Print every entry, word for word, and skip the images.

--- BEGIN ---

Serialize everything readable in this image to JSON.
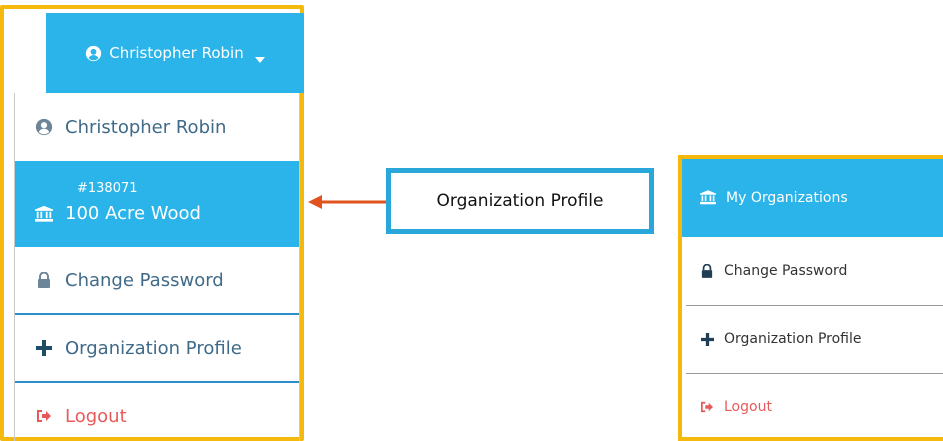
{
  "left_panel": {
    "header_user": "Christopher Robin",
    "menu": {
      "user_name": "Christopher Robin",
      "org_id": "#138071",
      "org_name": "100 Acre Wood",
      "change_password": "Change Password",
      "organization_profile": "Organization Profile",
      "logout": "Logout"
    }
  },
  "callout": {
    "label": "Organization Profile"
  },
  "right_panel": {
    "header": "My Organizations",
    "change_password": "Change Password",
    "organization_profile": "Organization Profile",
    "logout": "Logout"
  },
  "colors": {
    "accent_blue": "#2ab4ea",
    "frame_yellow": "#f5b80c",
    "callout_border": "#2aa7da",
    "arrow": "#e0531f",
    "logout_red": "#e85a5a",
    "menu_text": "#3f6a88"
  },
  "icons": [
    "user-circle-icon",
    "caret-down-icon",
    "bank-icon",
    "lock-icon",
    "plus-icon",
    "sign-out-icon"
  ]
}
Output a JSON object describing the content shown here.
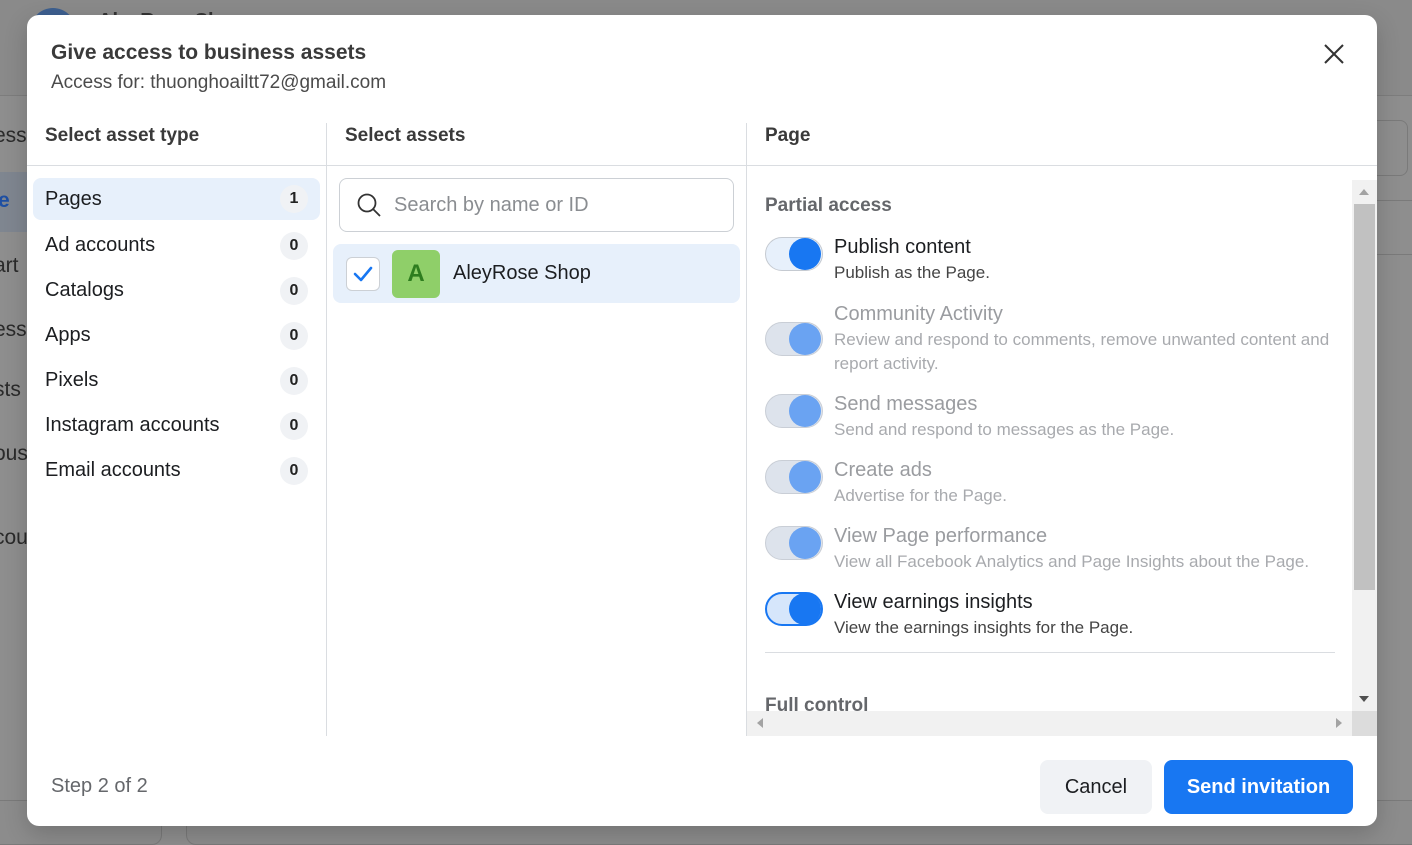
{
  "background": {
    "page_title_fragment": "AleyRose Shop",
    "sidebar_fragments": [
      "ess",
      "e",
      "art",
      "ess",
      "sts",
      "ous",
      "cou"
    ]
  },
  "modal": {
    "title": "Give access to business assets",
    "subtitle": "Access for: thuonghoailtt72@gmail.com",
    "close_icon": "close-icon"
  },
  "columns": {
    "asset_type_header": "Select asset type",
    "assets_header": "Select assets",
    "permissions_header": "Page"
  },
  "asset_types": [
    {
      "label": "Pages",
      "count": "1",
      "active": true
    },
    {
      "label": "Ad accounts",
      "count": "0",
      "active": false
    },
    {
      "label": "Catalogs",
      "count": "0",
      "active": false
    },
    {
      "label": "Apps",
      "count": "0",
      "active": false
    },
    {
      "label": "Pixels",
      "count": "0",
      "active": false
    },
    {
      "label": "Instagram accounts",
      "count": "0",
      "active": false
    },
    {
      "label": "Email accounts",
      "count": "0",
      "active": false
    }
  ],
  "search": {
    "placeholder": "Search by name or ID",
    "value": "",
    "icon": "search-icon"
  },
  "assets": [
    {
      "name": "AleyRose Shop",
      "avatar_letter": "A",
      "checked": true
    }
  ],
  "permissions": {
    "partial_title": "Partial access",
    "items": [
      {
        "label": "Publish content",
        "description": "Publish as the Page.",
        "enabled": true,
        "state": "on"
      },
      {
        "label": "Community Activity",
        "description": "Review and respond to comments, remove unwanted content and report activity.",
        "enabled": true,
        "state": "disabled"
      },
      {
        "label": "Send messages",
        "description": "Send and respond to messages as the Page.",
        "enabled": true,
        "state": "disabled"
      },
      {
        "label": "Create ads",
        "description": "Advertise for the Page.",
        "enabled": true,
        "state": "disabled"
      },
      {
        "label": "View Page performance",
        "description": "View all Facebook Analytics and Page Insights about the Page.",
        "enabled": true,
        "state": "disabled"
      },
      {
        "label": "View earnings insights",
        "description": "View the earnings insights for the Page.",
        "enabled": true,
        "state": "focus"
      }
    ],
    "full_title": "Full control"
  },
  "footer": {
    "step": "Step 2 of 2",
    "cancel_label": "Cancel",
    "send_label": "Send invitation"
  },
  "colors": {
    "primary": "#1877f2",
    "selected_bg": "#e7f0fb",
    "avatar_bg": "#8fcf69"
  }
}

--- END ---

■ Response to this exercise ■
Serialize everything readable in this image to JSON.
{
  "left_panel": {
    "header_user": "Christopher Robin",
    "menu": {
      "user_name": "Christopher Robin",
      "org_id": "#138071",
      "org_name": "100 Acre Wood",
      "change_password": "Change Password",
      "organization_profile": "Organization Profile",
      "logout": "Logout"
    }
  },
  "callout": {
    "label": "Organization Profile"
  },
  "right_panel": {
    "header": "My Organizations",
    "change_password": "Change Password",
    "organization_profile": "Organization Profile",
    "logout": "Logout"
  },
  "colors": {
    "accent_blue": "#2ab4ea",
    "frame_yellow": "#f5b80c",
    "callout_border": "#2aa7da",
    "arrow": "#e0531f",
    "logout_red": "#e85a5a",
    "menu_text": "#3f6a88"
  },
  "icons": [
    "user-circle-icon",
    "caret-down-icon",
    "bank-icon",
    "lock-icon",
    "plus-icon",
    "sign-out-icon"
  ]
}
Output a JSON object describing the content shown here.
{
  "background": {
    "page_title_fragment": "AleyRose Shop",
    "sidebar_fragments": [
      "ess",
      "e",
      "art",
      "ess",
      "sts",
      "ous",
      "cou"
    ]
  },
  "modal": {
    "title": "Give access to business assets",
    "subtitle": "Access for: thuonghoailtt72@gmail.com",
    "close_icon": "close-icon"
  },
  "columns": {
    "asset_type_header": "Select asset type",
    "assets_header": "Select assets",
    "permissions_header": "Page"
  },
  "asset_types": [
    {
      "label": "Pages",
      "count": "1",
      "active": true
    },
    {
      "label": "Ad accounts",
      "count": "0",
      "active": false
    },
    {
      "label": "Catalogs",
      "count": "0",
      "active": false
    },
    {
      "label": "Apps",
      "count": "0",
      "active": false
    },
    {
      "label": "Pixels",
      "count": "0",
      "active": false
    },
    {
      "label": "Instagram accounts",
      "count": "0",
      "active": false
    },
    {
      "label": "Email accounts",
      "count": "0",
      "active": false
    }
  ],
  "search": {
    "placeholder": "Search by name or ID",
    "value": "",
    "icon": "search-icon"
  },
  "assets": [
    {
      "name": "AleyRose Shop",
      "avatar_letter": "A",
      "checked": true
    }
  ],
  "permissions": {
    "partial_title": "Partial access",
    "items": [
      {
        "label": "Publish content",
        "description": "Publish as the Page.",
        "enabled": true,
        "state": "on"
      },
      {
        "label": "Community Activity",
        "description": "Review and respond to comments, remove unwanted content and report activity.",
        "enabled": true,
        "state": "disabled"
      },
      {
        "label": "Send messages",
        "description": "Send and respond to messages as the Page.",
        "enabled": true,
        "state": "disabled"
      },
      {
        "label": "Create ads",
        "description": "Advertise for the Page.",
        "enabled": true,
        "state": "disabled"
      },
      {
        "label": "View Page performance",
        "description": "View all Facebook Analytics and Page Insights about the Page.",
        "enabled": true,
        "state": "disabled"
      },
      {
        "label": "View earnings insights",
        "description": "View the earnings insights for the Page.",
        "enabled": true,
        "state": "focus"
      }
    ],
    "full_title": "Full control"
  },
  "footer": {
    "step": "Step 2 of 2",
    "cancel_label": "Cancel",
    "send_label": "Send invitation"
  },
  "colors": {
    "primary": "#1877f2",
    "selected_bg": "#e7f0fb",
    "avatar_bg": "#8fcf69"
  }
}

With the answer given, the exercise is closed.